REQUIREMENT:
Would you extract the whole listing below and retype it exactly?

Data extracted from a collection:
########################################
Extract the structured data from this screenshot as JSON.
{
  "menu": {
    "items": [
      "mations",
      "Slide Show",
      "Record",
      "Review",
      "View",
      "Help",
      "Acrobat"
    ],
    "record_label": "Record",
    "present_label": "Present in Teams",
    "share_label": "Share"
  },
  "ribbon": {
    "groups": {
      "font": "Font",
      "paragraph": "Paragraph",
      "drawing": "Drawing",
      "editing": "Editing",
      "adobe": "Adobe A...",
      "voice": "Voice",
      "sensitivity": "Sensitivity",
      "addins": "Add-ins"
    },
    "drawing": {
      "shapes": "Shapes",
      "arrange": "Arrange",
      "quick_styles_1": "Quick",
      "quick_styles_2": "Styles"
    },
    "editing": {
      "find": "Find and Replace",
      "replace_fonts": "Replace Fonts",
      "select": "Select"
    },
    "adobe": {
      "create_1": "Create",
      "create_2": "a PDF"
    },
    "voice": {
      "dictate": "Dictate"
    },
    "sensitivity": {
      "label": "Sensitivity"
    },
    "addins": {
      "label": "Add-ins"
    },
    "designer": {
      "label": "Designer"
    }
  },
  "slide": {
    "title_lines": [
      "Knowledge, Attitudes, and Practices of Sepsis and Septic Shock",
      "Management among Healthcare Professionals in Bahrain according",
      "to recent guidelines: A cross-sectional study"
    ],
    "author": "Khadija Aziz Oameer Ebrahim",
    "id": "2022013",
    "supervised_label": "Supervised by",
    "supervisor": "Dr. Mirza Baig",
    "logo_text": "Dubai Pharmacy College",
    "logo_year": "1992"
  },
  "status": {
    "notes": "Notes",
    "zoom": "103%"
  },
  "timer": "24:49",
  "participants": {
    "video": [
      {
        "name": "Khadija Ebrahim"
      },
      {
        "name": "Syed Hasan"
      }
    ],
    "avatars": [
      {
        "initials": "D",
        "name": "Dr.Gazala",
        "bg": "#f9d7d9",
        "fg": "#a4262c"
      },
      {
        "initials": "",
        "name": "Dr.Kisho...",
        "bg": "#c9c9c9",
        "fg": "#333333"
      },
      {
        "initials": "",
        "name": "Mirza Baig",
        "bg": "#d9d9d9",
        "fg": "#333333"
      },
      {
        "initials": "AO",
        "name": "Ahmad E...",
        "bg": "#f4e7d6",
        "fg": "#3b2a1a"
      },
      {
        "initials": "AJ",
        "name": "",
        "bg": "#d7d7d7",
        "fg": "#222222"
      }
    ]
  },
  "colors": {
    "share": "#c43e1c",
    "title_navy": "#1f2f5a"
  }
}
########################################
SOLUTION BELOW:
Extract the structured data from this screenshot as JSON.
{
  "menu": {
    "items": [
      "mations",
      "Slide Show",
      "Record",
      "Review",
      "View",
      "Help",
      "Acrobat"
    ],
    "record_label": "Record",
    "present_label": "Present in Teams",
    "share_label": "Share"
  },
  "ribbon": {
    "groups": {
      "font": "Font",
      "paragraph": "Paragraph",
      "drawing": "Drawing",
      "editing": "Editing",
      "adobe": "Adobe A...",
      "voice": "Voice",
      "sensitivity": "Sensitivity",
      "addins": "Add-ins"
    },
    "drawing": {
      "shapes": "Shapes",
      "arrange": "Arrange",
      "quick_styles_1": "Quick",
      "quick_styles_2": "Styles"
    },
    "editing": {
      "find": "Find and Replace",
      "replace_fonts": "Replace Fonts",
      "select": "Select"
    },
    "adobe": {
      "create_1": "Create",
      "create_2": "a PDF"
    },
    "voice": {
      "dictate": "Dictate"
    },
    "sensitivity": {
      "label": "Sensitivity"
    },
    "addins": {
      "label": "Add-ins"
    },
    "designer": {
      "label": "Designer"
    }
  },
  "slide": {
    "title_lines": [
      "Knowledge, Attitudes, and Practices of Sepsis and Septic Shock",
      "Management among Healthcare Professionals in Bahrain according",
      "to recent guidelines: A cross-sectional study"
    ],
    "author": "Khadija Aziz Oameer Ebrahim",
    "id": "2022013",
    "supervised_label": "Supervised by",
    "supervisor": "Dr. Mirza Baig",
    "logo_text": "Dubai Pharmacy College",
    "logo_year": "1992"
  },
  "status": {
    "notes": "Notes",
    "zoom": "103%"
  },
  "timer": "24:49",
  "participants": {
    "video": [
      {
        "name": "Khadija Ebrahim"
      },
      {
        "name": "Syed Hasan"
      }
    ],
    "avatars": [
      {
        "initials": "D",
        "name": "Dr.Gazala",
        "bg": "#f9d7d9",
        "fg": "#a4262c"
      },
      {
        "initials": "",
        "name": "Dr.Kisho...",
        "bg": "#c9c9c9",
        "fg": "#333333"
      },
      {
        "initials": "",
        "name": "Mirza Baig",
        "bg": "#d9d9d9",
        "fg": "#333333"
      },
      {
        "initials": "AO",
        "name": "Ahmad E...",
        "bg": "#f4e7d6",
        "fg": "#3b2a1a"
      },
      {
        "initials": "AJ",
        "name": "",
        "bg": "#d7d7d7",
        "fg": "#222222"
      }
    ]
  },
  "colors": {
    "share": "#c43e1c",
    "title_navy": "#1f2f5a"
  }
}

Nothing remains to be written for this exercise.